- _Entries from a dataset_
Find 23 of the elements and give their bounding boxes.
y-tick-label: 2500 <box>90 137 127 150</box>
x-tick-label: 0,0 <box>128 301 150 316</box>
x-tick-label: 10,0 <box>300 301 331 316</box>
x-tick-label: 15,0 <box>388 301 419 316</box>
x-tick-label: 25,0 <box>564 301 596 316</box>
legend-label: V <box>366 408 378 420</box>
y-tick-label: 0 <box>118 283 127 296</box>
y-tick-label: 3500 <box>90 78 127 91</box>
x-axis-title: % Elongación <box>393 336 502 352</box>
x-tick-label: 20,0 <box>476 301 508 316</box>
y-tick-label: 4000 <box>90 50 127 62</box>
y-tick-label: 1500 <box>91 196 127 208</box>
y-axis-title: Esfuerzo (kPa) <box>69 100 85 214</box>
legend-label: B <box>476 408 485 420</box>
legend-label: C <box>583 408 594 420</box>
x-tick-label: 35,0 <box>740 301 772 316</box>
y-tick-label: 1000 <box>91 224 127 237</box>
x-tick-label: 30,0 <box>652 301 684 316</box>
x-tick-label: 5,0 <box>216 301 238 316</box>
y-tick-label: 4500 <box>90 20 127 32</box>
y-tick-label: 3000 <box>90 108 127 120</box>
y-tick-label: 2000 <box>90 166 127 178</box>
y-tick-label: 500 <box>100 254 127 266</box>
...
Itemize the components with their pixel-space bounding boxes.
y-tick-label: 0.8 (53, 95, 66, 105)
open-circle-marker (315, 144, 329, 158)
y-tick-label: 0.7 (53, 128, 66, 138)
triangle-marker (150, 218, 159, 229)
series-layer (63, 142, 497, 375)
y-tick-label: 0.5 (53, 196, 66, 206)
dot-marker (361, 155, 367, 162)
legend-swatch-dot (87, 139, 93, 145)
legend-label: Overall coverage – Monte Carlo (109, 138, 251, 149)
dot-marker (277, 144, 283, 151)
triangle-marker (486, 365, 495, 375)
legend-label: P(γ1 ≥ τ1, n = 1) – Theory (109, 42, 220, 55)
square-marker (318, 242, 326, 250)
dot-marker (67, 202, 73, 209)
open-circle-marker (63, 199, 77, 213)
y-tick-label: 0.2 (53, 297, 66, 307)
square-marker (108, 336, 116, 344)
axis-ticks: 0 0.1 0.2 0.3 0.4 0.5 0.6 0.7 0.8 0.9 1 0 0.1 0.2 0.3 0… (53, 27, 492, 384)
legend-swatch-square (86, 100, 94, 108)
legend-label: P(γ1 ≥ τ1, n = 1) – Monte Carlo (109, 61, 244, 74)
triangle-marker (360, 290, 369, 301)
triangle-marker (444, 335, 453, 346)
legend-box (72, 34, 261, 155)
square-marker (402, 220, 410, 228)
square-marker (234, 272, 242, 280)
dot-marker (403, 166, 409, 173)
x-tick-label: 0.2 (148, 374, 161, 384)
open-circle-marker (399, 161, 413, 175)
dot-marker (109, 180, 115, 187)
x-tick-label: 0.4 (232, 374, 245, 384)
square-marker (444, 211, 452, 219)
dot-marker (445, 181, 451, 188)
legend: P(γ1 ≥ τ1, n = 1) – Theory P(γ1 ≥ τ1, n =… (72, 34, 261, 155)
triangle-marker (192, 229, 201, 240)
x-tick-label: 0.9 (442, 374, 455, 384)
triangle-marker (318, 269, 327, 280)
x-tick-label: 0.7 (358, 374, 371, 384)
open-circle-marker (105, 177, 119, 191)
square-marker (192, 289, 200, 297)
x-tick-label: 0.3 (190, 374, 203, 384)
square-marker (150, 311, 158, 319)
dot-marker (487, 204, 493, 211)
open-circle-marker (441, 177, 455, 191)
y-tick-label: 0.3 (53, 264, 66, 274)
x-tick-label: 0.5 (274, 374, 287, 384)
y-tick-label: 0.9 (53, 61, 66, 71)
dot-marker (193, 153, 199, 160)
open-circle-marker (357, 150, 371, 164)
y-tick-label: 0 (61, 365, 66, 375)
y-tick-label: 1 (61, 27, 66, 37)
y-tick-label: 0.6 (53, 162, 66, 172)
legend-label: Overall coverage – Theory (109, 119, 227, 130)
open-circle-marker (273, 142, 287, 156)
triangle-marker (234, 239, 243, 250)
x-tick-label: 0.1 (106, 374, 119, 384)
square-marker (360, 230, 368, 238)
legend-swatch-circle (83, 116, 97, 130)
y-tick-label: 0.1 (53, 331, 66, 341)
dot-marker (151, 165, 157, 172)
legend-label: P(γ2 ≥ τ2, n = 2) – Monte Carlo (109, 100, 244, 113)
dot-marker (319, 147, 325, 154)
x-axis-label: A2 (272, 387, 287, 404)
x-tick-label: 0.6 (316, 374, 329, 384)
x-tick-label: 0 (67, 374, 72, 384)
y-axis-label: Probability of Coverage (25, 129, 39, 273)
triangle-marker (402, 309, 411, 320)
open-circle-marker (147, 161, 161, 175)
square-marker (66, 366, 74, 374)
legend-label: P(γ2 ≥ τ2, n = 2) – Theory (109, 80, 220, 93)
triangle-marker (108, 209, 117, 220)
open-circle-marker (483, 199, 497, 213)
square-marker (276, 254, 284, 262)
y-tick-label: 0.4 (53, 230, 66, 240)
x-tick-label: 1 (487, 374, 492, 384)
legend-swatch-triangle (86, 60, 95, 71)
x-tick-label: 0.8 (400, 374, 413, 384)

- _Exercise goal_
Copy out once more the items from the line containing "Itemize the components" through the line containing "square-marker (108, 336, 116, 344)", with both of those lines included.

- _Reply to the task_
Itemize the components with their pixel-space bounding boxes.
y-tick-label: 0.8 (53, 95, 66, 105)
open-circle-marker (315, 144, 329, 158)
y-tick-label: 0.7 (53, 128, 66, 138)
triangle-marker (150, 218, 159, 229)
series-layer (63, 142, 497, 375)
y-tick-label: 0.5 (53, 196, 66, 206)
dot-marker (361, 155, 367, 162)
legend-swatch-dot (87, 139, 93, 145)
legend-label: Overall coverage – Monte Carlo (109, 138, 251, 149)
dot-marker (277, 144, 283, 151)
triangle-marker (486, 365, 495, 375)
legend-label: P(γ1 ≥ τ1, n = 1) – Theory (109, 42, 220, 55)
square-marker (318, 242, 326, 250)
dot-marker (67, 202, 73, 209)
open-circle-marker (63, 199, 77, 213)
y-tick-label: 0.2 (53, 297, 66, 307)
square-marker (108, 336, 116, 344)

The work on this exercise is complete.